Records supplied:
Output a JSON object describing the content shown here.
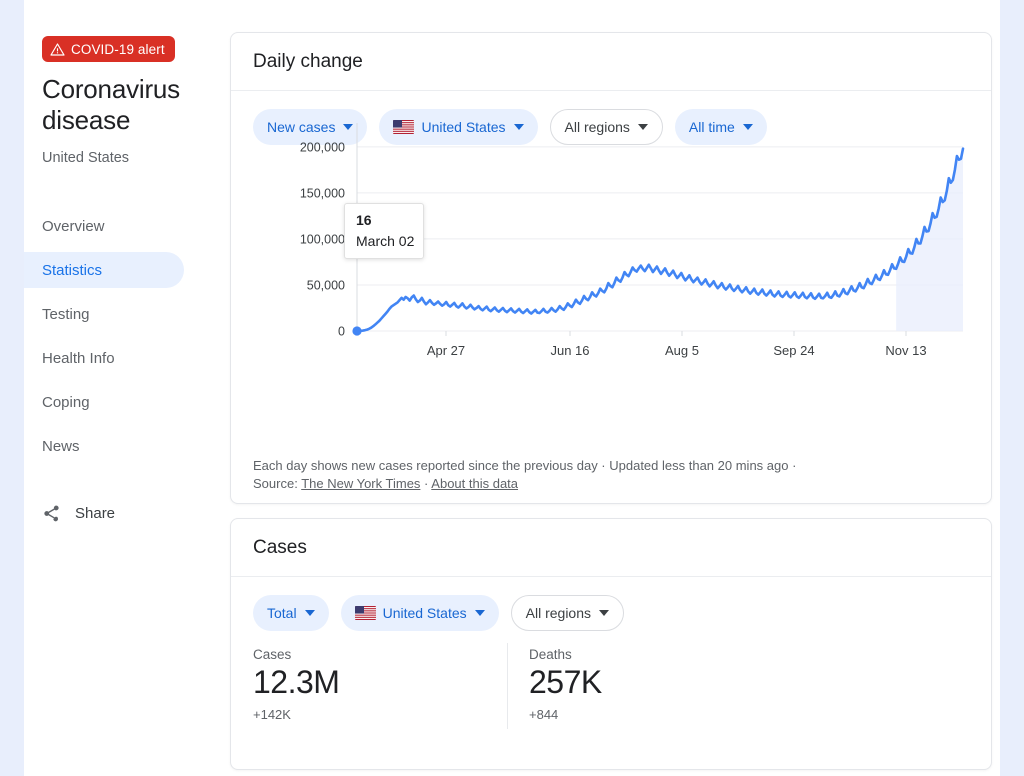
{
  "sidebar": {
    "alert": {
      "label": "COVID-19 alert",
      "icon": "warning-triangle-icon",
      "color": "#d93025"
    },
    "title": "Coronavirus disease",
    "subtitle": "United States",
    "items": [
      {
        "label": "Overview",
        "active": false
      },
      {
        "label": "Statistics",
        "active": true
      },
      {
        "label": "Testing",
        "active": false
      },
      {
        "label": "Health Info",
        "active": false
      },
      {
        "label": "Coping",
        "active": false
      },
      {
        "label": "News",
        "active": false
      }
    ],
    "share": {
      "label": "Share",
      "icon": "share-icon"
    }
  },
  "daily_card": {
    "title": "Daily change",
    "chips": [
      {
        "label": "New cases",
        "style": "filled",
        "flag": false
      },
      {
        "label": "United States",
        "style": "filled",
        "flag": true
      },
      {
        "label": "All regions",
        "style": "outline",
        "flag": false
      },
      {
        "label": "All time",
        "style": "filled",
        "flag": false
      }
    ],
    "tooltip": {
      "value": "16",
      "date": "March 02"
    },
    "footnote": {
      "text": "Each day shows new cases reported since the previous day · Updated less than 20 mins ago ·",
      "source_prefix": "Source:",
      "source_link": "The New York Times",
      "separator": "·",
      "about_link": "About this data"
    }
  },
  "cases_card": {
    "title": "Cases",
    "chips": [
      {
        "label": "Total",
        "style": "filled",
        "flag": false
      },
      {
        "label": "United States",
        "style": "filled",
        "flag": true
      },
      {
        "label": "All regions",
        "style": "outline",
        "flag": false
      }
    ],
    "stats": [
      {
        "label": "Cases",
        "value": "12.3M",
        "delta": "+142K"
      },
      {
        "label": "Deaths",
        "value": "257K",
        "delta": "+844"
      }
    ]
  },
  "colors": {
    "accent": "#1a73e8",
    "line": "#4285f4",
    "chip_fill": "#e8f0fe",
    "alert_red": "#d93025",
    "text_primary": "#202124",
    "text_secondary": "#5f6368"
  },
  "chart_data": {
    "type": "line",
    "title": "Daily change",
    "xlabel": "",
    "ylabel": "",
    "grid": true,
    "legend": false,
    "ylim": [
      0,
      215000
    ],
    "yticks": [
      0,
      50000,
      100000,
      150000,
      200000
    ],
    "ytick_labels": [
      "0",
      "50,000",
      "100,000",
      "150,000",
      "200,000"
    ],
    "xtick_labels": [
      "Apr 27",
      "Jun 16",
      "Aug 5",
      "Sep 24",
      "Nov 13"
    ],
    "x_start": "March 02",
    "x_end": "Nov 18",
    "series": [
      {
        "name": "New cases",
        "color": "#4285f4",
        "values": [
          16,
          60,
          200,
          500,
          900,
          1500,
          2400,
          3600,
          5200,
          7000,
          9000,
          11000,
          13500,
          16000,
          18500,
          21000,
          24000,
          26500,
          28000,
          29500,
          31000,
          33500,
          36000,
          34000,
          37000,
          35500,
          33000,
          36500,
          38500,
          34500,
          31500,
          33000,
          36000,
          32000,
          29000,
          31000,
          33500,
          30500,
          28500,
          30000,
          32000,
          29500,
          27500,
          29000,
          31500,
          28000,
          26500,
          28500,
          30500,
          27000,
          25500,
          27500,
          30000,
          26500,
          24500,
          26000,
          28500,
          25500,
          23500,
          25000,
          27000,
          24000,
          22500,
          24500,
          26500,
          23000,
          21500,
          23500,
          25500,
          22500,
          21000,
          23000,
          25000,
          22000,
          20500,
          22500,
          24500,
          21500,
          20000,
          22000,
          24000,
          21000,
          19500,
          21500,
          23500,
          20500,
          19000,
          21000,
          23000,
          20000,
          19500,
          21500,
          24000,
          21000,
          20000,
          22000,
          25000,
          22500,
          21000,
          23500,
          27000,
          24500,
          23000,
          26000,
          30000,
          27500,
          26000,
          29500,
          34000,
          31000,
          29500,
          33000,
          38000,
          35000,
          33500,
          37000,
          42000,
          39000,
          37500,
          41000,
          46000,
          43500,
          42000,
          46000,
          52000,
          49000,
          47500,
          52000,
          58000,
          55000,
          53500,
          58000,
          64000,
          61000,
          59500,
          64000,
          69000,
          66000,
          64500,
          68000,
          71000,
          67500,
          65000,
          68500,
          72000,
          68000,
          64000,
          67000,
          70000,
          65500,
          62000,
          65000,
          68000,
          63500,
          60000,
          62500,
          65500,
          61000,
          57500,
          60000,
          63000,
          58500,
          55000,
          57500,
          60500,
          56000,
          53000,
          55500,
          58000,
          53500,
          50500,
          53000,
          56000,
          51500,
          48500,
          51000,
          54000,
          49500,
          46500,
          49000,
          52000,
          47500,
          45000,
          47500,
          50500,
          46000,
          43500,
          46000,
          49000,
          44500,
          42000,
          44500,
          47500,
          43000,
          40500,
          43000,
          46000,
          41500,
          39500,
          42000,
          45000,
          40500,
          38500,
          41000,
          44000,
          39500,
          37500,
          40000,
          43000,
          38500,
          37000,
          39500,
          42500,
          38000,
          36500,
          39000,
          42000,
          37500,
          36000,
          38500,
          41500,
          37000,
          35500,
          38000,
          41000,
          36500,
          35000,
          37500,
          40500,
          36000,
          35500,
          38000,
          41500,
          37000,
          36000,
          39000,
          43000,
          38500,
          37500,
          41000,
          45500,
          41000,
          40000,
          44000,
          48500,
          44000,
          43000,
          47000,
          52000,
          47500,
          46500,
          51000,
          56500,
          52000,
          51000,
          55500,
          61000,
          56500,
          55500,
          60000,
          66000,
          61500,
          61000,
          66000,
          72500,
          68000,
          67500,
          73000,
          80000,
          75500,
          75000,
          81000,
          89000,
          84500,
          84000,
          91000,
          100000,
          95000,
          95000,
          103000,
          113000,
          108000,
          108500,
          117000,
          128000,
          123000,
          124000,
          133000,
          145000,
          140000,
          142000,
          152000,
          166000,
          161000,
          164000,
          175000,
          190000,
          186000,
          187000,
          198000
        ]
      }
    ],
    "tooltip_point": {
      "x": "March 02",
      "y": 16
    }
  }
}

Directions:
Repeat the data exactly, without the pictures.

Written solution:
Output a JSON object describing the content shown here.
{
  "sidebar": {
    "alert": {
      "label": "COVID-19 alert",
      "icon": "warning-triangle-icon",
      "color": "#d93025"
    },
    "title": "Coronavirus disease",
    "subtitle": "United States",
    "items": [
      {
        "label": "Overview",
        "active": false
      },
      {
        "label": "Statistics",
        "active": true
      },
      {
        "label": "Testing",
        "active": false
      },
      {
        "label": "Health Info",
        "active": false
      },
      {
        "label": "Coping",
        "active": false
      },
      {
        "label": "News",
        "active": false
      }
    ],
    "share": {
      "label": "Share",
      "icon": "share-icon"
    }
  },
  "daily_card": {
    "title": "Daily change",
    "chips": [
      {
        "label": "New cases",
        "style": "filled",
        "flag": false
      },
      {
        "label": "United States",
        "style": "filled",
        "flag": true
      },
      {
        "label": "All regions",
        "style": "outline",
        "flag": false
      },
      {
        "label": "All time",
        "style": "filled",
        "flag": false
      }
    ],
    "tooltip": {
      "value": "16",
      "date": "March 02"
    },
    "footnote": {
      "text": "Each day shows new cases reported since the previous day · Updated less than 20 mins ago ·",
      "source_prefix": "Source:",
      "source_link": "The New York Times",
      "separator": "·",
      "about_link": "About this data"
    }
  },
  "cases_card": {
    "title": "Cases",
    "chips": [
      {
        "label": "Total",
        "style": "filled",
        "flag": false
      },
      {
        "label": "United States",
        "style": "filled",
        "flag": true
      },
      {
        "label": "All regions",
        "style": "outline",
        "flag": false
      }
    ],
    "stats": [
      {
        "label": "Cases",
        "value": "12.3M",
        "delta": "+142K"
      },
      {
        "label": "Deaths",
        "value": "257K",
        "delta": "+844"
      }
    ]
  },
  "colors": {
    "accent": "#1a73e8",
    "line": "#4285f4",
    "chip_fill": "#e8f0fe",
    "alert_red": "#d93025",
    "text_primary": "#202124",
    "text_secondary": "#5f6368"
  },
  "chart_data": {
    "type": "line",
    "title": "Daily change",
    "xlabel": "",
    "ylabel": "",
    "grid": true,
    "legend": false,
    "ylim": [
      0,
      215000
    ],
    "yticks": [
      0,
      50000,
      100000,
      150000,
      200000
    ],
    "ytick_labels": [
      "0",
      "50,000",
      "100,000",
      "150,000",
      "200,000"
    ],
    "xtick_labels": [
      "Apr 27",
      "Jun 16",
      "Aug 5",
      "Sep 24",
      "Nov 13"
    ],
    "x_start": "March 02",
    "x_end": "Nov 18",
    "series": [
      {
        "name": "New cases",
        "color": "#4285f4",
        "values": [
          16,
          60,
          200,
          500,
          900,
          1500,
          2400,
          3600,
          5200,
          7000,
          9000,
          11000,
          13500,
          16000,
          18500,
          21000,
          24000,
          26500,
          28000,
          29500,
          31000,
          33500,
          36000,
          34000,
          37000,
          35500,
          33000,
          36500,
          38500,
          34500,
          31500,
          33000,
          36000,
          32000,
          29000,
          31000,
          33500,
          30500,
          28500,
          30000,
          32000,
          29500,
          27500,
          29000,
          31500,
          28000,
          26500,
          28500,
          30500,
          27000,
          25500,
          27500,
          30000,
          26500,
          24500,
          26000,
          28500,
          25500,
          23500,
          25000,
          27000,
          24000,
          22500,
          24500,
          26500,
          23000,
          21500,
          23500,
          25500,
          22500,
          21000,
          23000,
          25000,
          22000,
          20500,
          22500,
          24500,
          21500,
          20000,
          22000,
          24000,
          21000,
          19500,
          21500,
          23500,
          20500,
          19000,
          21000,
          23000,
          20000,
          19500,
          21500,
          24000,
          21000,
          20000,
          22000,
          25000,
          22500,
          21000,
          23500,
          27000,
          24500,
          23000,
          26000,
          30000,
          27500,
          26000,
          29500,
          34000,
          31000,
          29500,
          33000,
          38000,
          35000,
          33500,
          37000,
          42000,
          39000,
          37500,
          41000,
          46000,
          43500,
          42000,
          46000,
          52000,
          49000,
          47500,
          52000,
          58000,
          55000,
          53500,
          58000,
          64000,
          61000,
          59500,
          64000,
          69000,
          66000,
          64500,
          68000,
          71000,
          67500,
          65000,
          68500,
          72000,
          68000,
          64000,
          67000,
          70000,
          65500,
          62000,
          65000,
          68000,
          63500,
          60000,
          62500,
          65500,
          61000,
          57500,
          60000,
          63000,
          58500,
          55000,
          57500,
          60500,
          56000,
          53000,
          55500,
          58000,
          53500,
          50500,
          53000,
          56000,
          51500,
          48500,
          51000,
          54000,
          49500,
          46500,
          49000,
          52000,
          47500,
          45000,
          47500,
          50500,
          46000,
          43500,
          46000,
          49000,
          44500,
          42000,
          44500,
          47500,
          43000,
          40500,
          43000,
          46000,
          41500,
          39500,
          42000,
          45000,
          40500,
          38500,
          41000,
          44000,
          39500,
          37500,
          40000,
          43000,
          38500,
          37000,
          39500,
          42500,
          38000,
          36500,
          39000,
          42000,
          37500,
          36000,
          38500,
          41500,
          37000,
          35500,
          38000,
          41000,
          36500,
          35000,
          37500,
          40500,
          36000,
          35500,
          38000,
          41500,
          37000,
          36000,
          39000,
          43000,
          38500,
          37500,
          41000,
          45500,
          41000,
          40000,
          44000,
          48500,
          44000,
          43000,
          47000,
          52000,
          47500,
          46500,
          51000,
          56500,
          52000,
          51000,
          55500,
          61000,
          56500,
          55500,
          60000,
          66000,
          61500,
          61000,
          66000,
          72500,
          68000,
          67500,
          73000,
          80000,
          75500,
          75000,
          81000,
          89000,
          84500,
          84000,
          91000,
          100000,
          95000,
          95000,
          103000,
          113000,
          108000,
          108500,
          117000,
          128000,
          123000,
          124000,
          133000,
          145000,
          140000,
          142000,
          152000,
          166000,
          161000,
          164000,
          175000,
          190000,
          186000,
          187000,
          198000
        ]
      }
    ],
    "tooltip_point": {
      "x": "March 02",
      "y": 16
    }
  }
}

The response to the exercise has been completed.